__AIM OF THE TASK__.
From the entries below, pull out each line where "würden" appears.

## BEGIN DATA

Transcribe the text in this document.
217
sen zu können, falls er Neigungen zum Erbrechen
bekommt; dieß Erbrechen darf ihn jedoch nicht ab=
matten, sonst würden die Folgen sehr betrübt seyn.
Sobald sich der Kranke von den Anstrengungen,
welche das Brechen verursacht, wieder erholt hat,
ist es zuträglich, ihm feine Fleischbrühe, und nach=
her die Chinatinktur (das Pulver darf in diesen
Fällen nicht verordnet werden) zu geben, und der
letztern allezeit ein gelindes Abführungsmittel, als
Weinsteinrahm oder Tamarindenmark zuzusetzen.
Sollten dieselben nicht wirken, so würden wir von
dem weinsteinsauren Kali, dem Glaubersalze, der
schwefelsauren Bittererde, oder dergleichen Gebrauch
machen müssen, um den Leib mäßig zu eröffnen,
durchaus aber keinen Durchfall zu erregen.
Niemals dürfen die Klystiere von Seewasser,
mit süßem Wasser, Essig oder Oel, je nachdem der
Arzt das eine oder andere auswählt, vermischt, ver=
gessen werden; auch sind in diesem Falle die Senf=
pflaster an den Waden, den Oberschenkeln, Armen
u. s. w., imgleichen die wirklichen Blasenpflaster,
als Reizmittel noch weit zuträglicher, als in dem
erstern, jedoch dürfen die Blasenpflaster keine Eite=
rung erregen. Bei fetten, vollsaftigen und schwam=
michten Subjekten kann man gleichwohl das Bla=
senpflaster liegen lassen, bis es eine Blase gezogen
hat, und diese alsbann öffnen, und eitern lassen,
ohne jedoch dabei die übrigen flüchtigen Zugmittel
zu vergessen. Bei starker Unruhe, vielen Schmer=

## END DATA

__SOLUTION BELOW__.
matten, sonst würden die Folgen sehr betrübt seyn.
Sollten dieselben nicht wirken, so würden wir von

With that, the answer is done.